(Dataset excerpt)
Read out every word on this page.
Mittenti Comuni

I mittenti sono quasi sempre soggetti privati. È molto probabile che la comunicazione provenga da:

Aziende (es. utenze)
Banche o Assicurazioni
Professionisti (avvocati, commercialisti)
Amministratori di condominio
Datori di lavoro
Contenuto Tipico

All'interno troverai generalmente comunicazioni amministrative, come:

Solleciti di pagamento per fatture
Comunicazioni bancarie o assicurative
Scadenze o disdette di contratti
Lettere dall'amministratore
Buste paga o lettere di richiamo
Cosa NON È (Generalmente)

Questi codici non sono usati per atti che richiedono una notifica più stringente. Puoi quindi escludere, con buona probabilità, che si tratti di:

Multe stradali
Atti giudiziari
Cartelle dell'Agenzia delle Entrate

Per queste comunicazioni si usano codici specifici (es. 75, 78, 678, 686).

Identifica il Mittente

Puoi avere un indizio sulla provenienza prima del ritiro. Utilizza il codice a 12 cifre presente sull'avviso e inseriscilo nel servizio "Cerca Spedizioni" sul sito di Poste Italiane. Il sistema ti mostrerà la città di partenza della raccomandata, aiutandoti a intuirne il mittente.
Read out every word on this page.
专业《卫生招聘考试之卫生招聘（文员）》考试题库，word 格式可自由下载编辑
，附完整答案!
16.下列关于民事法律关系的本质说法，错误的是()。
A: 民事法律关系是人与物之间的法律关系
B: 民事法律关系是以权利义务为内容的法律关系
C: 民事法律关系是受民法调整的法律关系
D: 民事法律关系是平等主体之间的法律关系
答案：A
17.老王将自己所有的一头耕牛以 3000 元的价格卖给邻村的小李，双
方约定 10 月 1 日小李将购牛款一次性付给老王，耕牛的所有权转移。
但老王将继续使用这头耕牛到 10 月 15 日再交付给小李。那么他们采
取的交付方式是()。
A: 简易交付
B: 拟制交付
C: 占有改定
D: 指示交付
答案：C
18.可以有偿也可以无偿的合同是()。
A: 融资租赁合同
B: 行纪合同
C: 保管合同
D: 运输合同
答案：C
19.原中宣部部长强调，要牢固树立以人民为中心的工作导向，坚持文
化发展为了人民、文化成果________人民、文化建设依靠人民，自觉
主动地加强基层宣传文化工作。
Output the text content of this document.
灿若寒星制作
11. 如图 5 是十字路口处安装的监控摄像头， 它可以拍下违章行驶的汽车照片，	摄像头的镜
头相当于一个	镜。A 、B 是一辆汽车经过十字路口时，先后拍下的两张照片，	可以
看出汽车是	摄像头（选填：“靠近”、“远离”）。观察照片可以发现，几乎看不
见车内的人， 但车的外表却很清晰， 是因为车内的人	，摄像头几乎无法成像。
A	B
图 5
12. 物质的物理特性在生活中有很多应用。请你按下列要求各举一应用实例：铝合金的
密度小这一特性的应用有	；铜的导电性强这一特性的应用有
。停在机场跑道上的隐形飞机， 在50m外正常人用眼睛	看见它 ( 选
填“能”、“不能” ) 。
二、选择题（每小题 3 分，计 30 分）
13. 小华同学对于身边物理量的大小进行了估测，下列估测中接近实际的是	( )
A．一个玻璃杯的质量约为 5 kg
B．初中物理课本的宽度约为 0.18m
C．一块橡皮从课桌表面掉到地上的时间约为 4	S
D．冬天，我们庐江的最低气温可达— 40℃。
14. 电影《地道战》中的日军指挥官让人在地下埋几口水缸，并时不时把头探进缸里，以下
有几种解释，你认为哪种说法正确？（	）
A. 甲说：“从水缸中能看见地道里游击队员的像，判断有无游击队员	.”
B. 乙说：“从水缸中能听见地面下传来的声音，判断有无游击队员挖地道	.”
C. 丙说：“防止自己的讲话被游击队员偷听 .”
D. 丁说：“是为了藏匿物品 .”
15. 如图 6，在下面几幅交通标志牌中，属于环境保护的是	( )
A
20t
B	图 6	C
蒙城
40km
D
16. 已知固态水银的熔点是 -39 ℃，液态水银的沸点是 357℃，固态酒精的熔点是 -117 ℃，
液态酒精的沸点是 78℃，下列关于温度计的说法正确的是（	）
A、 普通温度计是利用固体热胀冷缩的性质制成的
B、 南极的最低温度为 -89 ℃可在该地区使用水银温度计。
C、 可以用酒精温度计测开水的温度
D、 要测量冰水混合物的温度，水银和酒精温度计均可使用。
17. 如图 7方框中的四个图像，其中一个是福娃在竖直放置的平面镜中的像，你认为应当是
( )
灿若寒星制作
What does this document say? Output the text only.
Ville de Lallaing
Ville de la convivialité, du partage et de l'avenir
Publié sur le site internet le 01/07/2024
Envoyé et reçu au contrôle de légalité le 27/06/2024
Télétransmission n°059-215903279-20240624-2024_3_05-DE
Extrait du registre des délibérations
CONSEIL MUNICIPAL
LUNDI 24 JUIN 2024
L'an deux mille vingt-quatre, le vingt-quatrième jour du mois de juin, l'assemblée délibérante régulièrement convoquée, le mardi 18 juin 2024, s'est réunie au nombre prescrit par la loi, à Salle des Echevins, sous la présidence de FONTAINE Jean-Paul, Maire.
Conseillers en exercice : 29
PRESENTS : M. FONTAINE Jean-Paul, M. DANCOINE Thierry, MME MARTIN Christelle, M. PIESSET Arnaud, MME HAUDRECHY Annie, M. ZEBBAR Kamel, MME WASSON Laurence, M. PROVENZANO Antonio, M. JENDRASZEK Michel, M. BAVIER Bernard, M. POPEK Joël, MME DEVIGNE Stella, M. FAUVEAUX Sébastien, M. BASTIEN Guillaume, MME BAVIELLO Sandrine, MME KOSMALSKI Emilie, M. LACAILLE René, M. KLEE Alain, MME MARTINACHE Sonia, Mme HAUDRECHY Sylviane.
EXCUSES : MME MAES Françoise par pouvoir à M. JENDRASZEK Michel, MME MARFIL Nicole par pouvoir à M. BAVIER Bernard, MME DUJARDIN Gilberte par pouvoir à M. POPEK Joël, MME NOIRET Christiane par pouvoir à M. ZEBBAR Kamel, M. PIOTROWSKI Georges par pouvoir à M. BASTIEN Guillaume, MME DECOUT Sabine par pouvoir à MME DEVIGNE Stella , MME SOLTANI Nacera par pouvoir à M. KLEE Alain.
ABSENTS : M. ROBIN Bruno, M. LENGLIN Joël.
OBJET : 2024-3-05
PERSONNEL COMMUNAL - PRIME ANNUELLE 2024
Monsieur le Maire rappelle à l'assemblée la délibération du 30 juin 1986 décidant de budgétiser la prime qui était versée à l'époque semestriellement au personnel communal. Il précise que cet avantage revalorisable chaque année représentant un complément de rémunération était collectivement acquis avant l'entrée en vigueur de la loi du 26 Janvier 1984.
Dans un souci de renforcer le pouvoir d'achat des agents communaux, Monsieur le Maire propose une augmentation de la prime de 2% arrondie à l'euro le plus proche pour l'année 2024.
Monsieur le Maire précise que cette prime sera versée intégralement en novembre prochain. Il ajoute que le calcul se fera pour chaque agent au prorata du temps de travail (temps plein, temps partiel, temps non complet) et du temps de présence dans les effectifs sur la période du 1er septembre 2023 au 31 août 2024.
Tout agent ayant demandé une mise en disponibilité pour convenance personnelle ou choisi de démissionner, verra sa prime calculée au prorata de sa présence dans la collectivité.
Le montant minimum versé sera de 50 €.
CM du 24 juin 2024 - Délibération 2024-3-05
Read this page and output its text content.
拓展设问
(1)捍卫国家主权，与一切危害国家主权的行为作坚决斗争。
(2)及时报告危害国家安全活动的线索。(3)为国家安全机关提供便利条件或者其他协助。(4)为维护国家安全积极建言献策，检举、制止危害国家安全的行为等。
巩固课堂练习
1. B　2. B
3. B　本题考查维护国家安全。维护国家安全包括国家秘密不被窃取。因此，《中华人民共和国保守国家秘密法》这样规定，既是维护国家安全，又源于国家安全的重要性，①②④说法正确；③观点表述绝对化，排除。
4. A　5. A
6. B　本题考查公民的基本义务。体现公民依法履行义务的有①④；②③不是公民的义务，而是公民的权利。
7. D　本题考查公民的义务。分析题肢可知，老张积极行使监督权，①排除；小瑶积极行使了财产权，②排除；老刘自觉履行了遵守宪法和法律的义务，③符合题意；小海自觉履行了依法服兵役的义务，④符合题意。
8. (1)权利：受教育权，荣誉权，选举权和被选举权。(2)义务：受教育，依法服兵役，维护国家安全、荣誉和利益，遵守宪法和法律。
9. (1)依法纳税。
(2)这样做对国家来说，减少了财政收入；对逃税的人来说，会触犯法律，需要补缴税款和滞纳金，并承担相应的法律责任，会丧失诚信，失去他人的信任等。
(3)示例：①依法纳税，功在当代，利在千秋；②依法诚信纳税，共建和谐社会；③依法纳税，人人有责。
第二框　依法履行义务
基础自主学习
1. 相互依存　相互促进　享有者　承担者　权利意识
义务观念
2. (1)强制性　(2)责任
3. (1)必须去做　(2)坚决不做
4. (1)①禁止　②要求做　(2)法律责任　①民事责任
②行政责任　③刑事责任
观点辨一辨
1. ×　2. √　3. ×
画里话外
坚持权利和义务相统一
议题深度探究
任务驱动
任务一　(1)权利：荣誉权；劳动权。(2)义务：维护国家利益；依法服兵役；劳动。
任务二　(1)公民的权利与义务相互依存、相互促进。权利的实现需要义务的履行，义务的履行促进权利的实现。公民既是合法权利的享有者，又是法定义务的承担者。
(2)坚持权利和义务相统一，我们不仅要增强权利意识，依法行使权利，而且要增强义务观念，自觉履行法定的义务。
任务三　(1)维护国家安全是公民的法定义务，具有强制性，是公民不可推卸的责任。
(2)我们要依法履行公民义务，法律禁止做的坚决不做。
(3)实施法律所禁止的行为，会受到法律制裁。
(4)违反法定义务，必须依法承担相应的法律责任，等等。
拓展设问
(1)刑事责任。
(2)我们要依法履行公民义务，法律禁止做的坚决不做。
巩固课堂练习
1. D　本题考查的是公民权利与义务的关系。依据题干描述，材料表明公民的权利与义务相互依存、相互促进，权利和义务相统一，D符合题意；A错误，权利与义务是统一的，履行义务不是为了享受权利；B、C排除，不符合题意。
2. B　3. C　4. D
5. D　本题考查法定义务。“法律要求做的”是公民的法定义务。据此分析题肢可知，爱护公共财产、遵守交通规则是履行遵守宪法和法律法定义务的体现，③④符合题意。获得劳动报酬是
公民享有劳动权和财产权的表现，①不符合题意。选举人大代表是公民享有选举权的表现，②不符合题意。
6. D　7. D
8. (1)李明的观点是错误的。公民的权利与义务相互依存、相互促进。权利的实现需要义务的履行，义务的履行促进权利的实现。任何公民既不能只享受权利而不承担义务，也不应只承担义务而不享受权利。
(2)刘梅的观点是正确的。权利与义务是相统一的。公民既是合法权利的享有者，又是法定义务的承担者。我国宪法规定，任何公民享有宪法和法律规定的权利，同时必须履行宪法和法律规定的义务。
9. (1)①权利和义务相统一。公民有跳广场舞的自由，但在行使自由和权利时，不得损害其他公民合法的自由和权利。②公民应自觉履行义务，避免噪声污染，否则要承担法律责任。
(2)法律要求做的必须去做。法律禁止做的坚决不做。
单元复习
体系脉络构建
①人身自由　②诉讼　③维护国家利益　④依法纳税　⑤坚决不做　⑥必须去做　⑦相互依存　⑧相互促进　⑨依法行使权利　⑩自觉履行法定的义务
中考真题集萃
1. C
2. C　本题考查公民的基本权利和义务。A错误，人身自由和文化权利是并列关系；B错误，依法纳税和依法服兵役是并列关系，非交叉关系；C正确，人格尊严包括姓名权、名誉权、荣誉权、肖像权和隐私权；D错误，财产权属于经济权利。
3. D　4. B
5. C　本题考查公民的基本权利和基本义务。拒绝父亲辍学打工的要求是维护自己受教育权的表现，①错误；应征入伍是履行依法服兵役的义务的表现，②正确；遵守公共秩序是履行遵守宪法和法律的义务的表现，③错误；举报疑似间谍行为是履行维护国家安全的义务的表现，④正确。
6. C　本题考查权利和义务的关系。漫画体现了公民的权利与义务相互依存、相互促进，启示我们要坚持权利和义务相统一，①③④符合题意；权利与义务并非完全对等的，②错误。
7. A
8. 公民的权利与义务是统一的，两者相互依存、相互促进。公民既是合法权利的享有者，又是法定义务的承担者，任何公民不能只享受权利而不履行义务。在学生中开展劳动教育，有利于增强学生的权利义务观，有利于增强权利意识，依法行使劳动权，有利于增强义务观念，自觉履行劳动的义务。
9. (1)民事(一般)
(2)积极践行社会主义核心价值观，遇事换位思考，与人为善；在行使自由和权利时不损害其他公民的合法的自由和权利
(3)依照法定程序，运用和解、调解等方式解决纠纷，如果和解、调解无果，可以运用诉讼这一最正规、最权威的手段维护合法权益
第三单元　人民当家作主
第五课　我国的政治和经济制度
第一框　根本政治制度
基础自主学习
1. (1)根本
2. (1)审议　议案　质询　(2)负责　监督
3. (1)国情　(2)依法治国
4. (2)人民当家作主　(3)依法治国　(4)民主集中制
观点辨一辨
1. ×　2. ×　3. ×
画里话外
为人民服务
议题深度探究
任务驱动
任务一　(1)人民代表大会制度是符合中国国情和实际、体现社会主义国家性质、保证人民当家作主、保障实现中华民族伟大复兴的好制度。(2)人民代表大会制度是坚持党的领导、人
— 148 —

WHAT TO PRODUCE
Scan the material above for the string "权利的实现需要义务的履行" and report each line where you find it.

EXERCISE RESULT
任务二　(1)公民的权利与义务相互依存、相互促进。权利的实现需要义务的履行，义务的履行促进权利的实现。公民既是合法权利的享有者，又是法定义务的承担者。
8. (1)李明的观点是错误的。公民的权利与义务相互依存、相互促进。权利的实现需要义务的履行，义务的履行促进权利的实现。任何公民既不能只享受权利而不承担义务，也不应只承担义务而不享受权利。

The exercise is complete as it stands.